- Texte de l'exercice

------------

Toc, toc, on frappe chez moi. Doucement, mais avec insistance. Puis on entend la porte qui s’ouvre, et ce con de chien qui continue à ronfler. “Y a quelqu’un ? Je suis venue vous apporter des fleurs !”.

Merde, qu’est-ce que c’est que ce bintz ?

Je descends en enfilant un t-shirt. C’est une toute petite vieille, très tordue et très frêle, avec un énorme bouquet de jonquilles. Elle se tient au milieu du salon, embarrassée par ces trucs jaunes qui débordent de ses mains. “C’est quoi, votre nom, déjà ?
- LeChieur.
- Ah bon. Je me suis trompée de maison. Tenez, prenez quand même ça. Les autres n’avaient qu’à être là”.

Je remercie vivement, trouve un vase, glisse les fleurs dans l’eau. Mais quand même, un truc me tarabuste : “excusez-moi, mais je ne comprends pas que le chien n’ait pas aboyé.

------------

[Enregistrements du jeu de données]
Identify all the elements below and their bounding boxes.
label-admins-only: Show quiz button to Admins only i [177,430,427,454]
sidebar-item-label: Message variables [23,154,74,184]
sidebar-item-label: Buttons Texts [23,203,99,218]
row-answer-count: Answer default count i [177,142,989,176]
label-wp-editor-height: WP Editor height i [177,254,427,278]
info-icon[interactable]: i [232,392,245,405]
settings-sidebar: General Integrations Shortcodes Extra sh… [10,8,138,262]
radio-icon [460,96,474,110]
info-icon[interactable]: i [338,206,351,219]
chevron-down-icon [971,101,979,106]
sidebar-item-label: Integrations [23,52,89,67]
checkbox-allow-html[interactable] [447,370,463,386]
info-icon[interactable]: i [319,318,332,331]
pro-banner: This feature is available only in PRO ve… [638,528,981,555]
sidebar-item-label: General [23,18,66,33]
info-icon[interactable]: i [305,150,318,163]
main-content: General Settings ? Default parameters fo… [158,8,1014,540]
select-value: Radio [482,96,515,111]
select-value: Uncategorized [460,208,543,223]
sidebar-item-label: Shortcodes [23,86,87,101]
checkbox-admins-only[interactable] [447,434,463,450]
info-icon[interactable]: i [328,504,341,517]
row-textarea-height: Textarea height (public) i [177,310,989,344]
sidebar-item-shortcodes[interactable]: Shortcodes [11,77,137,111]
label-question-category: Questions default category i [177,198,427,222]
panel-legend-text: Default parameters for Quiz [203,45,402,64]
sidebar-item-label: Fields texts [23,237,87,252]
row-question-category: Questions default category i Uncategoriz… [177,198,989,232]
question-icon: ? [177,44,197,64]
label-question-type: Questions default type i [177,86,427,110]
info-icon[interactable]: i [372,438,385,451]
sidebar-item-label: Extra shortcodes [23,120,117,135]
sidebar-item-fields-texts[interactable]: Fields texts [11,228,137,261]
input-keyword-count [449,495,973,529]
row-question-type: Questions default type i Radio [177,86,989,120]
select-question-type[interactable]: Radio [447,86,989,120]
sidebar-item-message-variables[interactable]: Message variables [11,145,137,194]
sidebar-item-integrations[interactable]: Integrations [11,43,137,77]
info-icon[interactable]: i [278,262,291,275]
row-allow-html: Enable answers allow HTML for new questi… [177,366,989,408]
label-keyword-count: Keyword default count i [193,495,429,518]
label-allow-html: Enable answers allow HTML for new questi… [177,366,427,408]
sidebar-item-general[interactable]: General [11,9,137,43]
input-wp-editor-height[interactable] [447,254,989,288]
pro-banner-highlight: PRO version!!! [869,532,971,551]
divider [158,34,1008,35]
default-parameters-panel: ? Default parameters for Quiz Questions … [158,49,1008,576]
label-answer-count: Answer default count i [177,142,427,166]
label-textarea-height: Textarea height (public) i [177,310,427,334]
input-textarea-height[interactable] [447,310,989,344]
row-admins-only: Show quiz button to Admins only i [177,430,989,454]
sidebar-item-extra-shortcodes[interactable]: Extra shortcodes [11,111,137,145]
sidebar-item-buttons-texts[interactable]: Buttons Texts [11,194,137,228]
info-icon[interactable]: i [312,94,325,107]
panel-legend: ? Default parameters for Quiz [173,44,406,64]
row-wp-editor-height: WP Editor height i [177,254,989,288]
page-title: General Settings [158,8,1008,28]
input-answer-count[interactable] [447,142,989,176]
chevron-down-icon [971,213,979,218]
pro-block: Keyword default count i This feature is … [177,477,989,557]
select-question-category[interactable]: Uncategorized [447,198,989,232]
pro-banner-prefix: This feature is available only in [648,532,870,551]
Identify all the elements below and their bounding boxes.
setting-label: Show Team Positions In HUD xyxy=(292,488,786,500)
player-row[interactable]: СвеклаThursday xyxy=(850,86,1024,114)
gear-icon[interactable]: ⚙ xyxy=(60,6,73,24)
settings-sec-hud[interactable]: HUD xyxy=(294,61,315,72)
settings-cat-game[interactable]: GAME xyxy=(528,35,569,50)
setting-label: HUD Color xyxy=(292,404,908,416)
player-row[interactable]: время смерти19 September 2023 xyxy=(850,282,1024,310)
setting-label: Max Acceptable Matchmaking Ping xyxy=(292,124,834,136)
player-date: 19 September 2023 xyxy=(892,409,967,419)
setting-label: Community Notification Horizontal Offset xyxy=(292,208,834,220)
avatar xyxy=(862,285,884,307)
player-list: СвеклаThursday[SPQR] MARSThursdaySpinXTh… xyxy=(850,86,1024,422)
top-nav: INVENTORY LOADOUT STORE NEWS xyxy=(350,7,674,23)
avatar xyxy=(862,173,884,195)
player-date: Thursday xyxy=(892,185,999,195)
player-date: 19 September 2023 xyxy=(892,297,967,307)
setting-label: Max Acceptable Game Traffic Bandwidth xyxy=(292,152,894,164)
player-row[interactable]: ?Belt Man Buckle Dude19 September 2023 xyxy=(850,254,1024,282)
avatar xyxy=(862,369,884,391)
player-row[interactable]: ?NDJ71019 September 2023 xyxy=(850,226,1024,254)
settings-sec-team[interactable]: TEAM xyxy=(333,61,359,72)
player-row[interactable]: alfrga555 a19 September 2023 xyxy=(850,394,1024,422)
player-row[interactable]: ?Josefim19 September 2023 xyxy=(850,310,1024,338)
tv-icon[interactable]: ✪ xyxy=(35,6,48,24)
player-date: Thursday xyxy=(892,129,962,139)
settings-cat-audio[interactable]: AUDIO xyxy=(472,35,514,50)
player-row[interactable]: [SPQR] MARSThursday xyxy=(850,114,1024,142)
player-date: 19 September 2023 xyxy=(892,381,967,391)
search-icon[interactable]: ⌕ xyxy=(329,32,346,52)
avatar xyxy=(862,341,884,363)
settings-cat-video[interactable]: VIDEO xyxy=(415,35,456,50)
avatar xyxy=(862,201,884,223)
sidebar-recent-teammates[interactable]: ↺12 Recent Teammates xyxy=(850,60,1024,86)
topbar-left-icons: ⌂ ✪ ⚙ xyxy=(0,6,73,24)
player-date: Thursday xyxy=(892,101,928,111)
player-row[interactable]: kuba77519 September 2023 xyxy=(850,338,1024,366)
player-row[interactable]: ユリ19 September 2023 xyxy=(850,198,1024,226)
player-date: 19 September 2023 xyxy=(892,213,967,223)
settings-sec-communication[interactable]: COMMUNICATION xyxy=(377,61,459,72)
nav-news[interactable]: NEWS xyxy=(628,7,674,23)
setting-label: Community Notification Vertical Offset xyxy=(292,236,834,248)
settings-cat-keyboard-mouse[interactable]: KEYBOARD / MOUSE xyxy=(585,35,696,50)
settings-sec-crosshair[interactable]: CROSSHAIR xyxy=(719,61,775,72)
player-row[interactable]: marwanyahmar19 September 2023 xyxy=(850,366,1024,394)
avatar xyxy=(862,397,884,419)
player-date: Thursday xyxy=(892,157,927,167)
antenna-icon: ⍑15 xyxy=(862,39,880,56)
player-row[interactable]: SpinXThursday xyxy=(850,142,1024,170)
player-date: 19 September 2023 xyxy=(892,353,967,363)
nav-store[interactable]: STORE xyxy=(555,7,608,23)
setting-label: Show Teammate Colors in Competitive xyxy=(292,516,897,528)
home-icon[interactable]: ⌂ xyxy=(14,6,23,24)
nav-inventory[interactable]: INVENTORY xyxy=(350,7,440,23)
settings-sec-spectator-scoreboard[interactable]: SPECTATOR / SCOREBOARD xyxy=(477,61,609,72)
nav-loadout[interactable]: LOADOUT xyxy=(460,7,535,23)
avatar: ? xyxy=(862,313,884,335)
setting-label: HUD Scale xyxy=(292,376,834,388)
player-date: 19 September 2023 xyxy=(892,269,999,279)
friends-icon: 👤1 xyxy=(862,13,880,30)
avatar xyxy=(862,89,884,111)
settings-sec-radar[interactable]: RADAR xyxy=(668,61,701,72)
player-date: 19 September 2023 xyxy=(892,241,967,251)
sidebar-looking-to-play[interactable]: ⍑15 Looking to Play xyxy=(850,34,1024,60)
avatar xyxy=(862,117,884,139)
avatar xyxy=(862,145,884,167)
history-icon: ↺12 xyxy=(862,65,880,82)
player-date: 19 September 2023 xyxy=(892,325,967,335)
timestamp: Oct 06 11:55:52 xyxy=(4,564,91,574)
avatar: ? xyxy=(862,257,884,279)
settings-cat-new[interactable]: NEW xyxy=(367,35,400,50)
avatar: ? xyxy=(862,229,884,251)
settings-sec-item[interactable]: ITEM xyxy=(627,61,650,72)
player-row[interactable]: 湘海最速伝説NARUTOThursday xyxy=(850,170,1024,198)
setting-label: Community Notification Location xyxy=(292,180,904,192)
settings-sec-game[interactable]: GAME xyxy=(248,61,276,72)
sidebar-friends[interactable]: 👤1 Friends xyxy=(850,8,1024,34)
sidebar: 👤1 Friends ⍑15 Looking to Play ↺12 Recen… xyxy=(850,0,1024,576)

------------

- Objectif visé
Extrayez du récit de la vieille dame aux jonquilles le passage allant de « Toc, toc, on » jusqu'à « n’ait pas aboyé. », sans rien y modifier.

- Réponse attendue
Toc, toc, on frappe chez moi. Doucement, mais avec insistance. Puis on entend la porte qui s’ouvre, et ce con de chien qui continue à ronfler. “Y a quelqu’un ? Je suis venue vous apporter des fleurs !”.

Merde, qu’est-ce que c’est que ce bintz ?

Je descends en enfilant un t-shirt. C’est une toute petite vieille, très tordue et très frêle, avec un énorme bouquet de jonquilles. Elle se tient au milieu du salon, embarrassée par ces trucs jaunes qui débordent de ses mains. “C’est quoi, votre nom, déjà ?
- LeChieur.
- Ah bon. Je me suis trompée de maison. Tenez, prenez quand même ça. Les autres n’avaient qu’à être là”.

Je remercie vivement, trouve un vase, glisse les fleurs dans l’eau. Mais quand même, un truc me tarabuste : “excusez-moi, mais je ne comprends pas que le chien n’ait pas aboyé.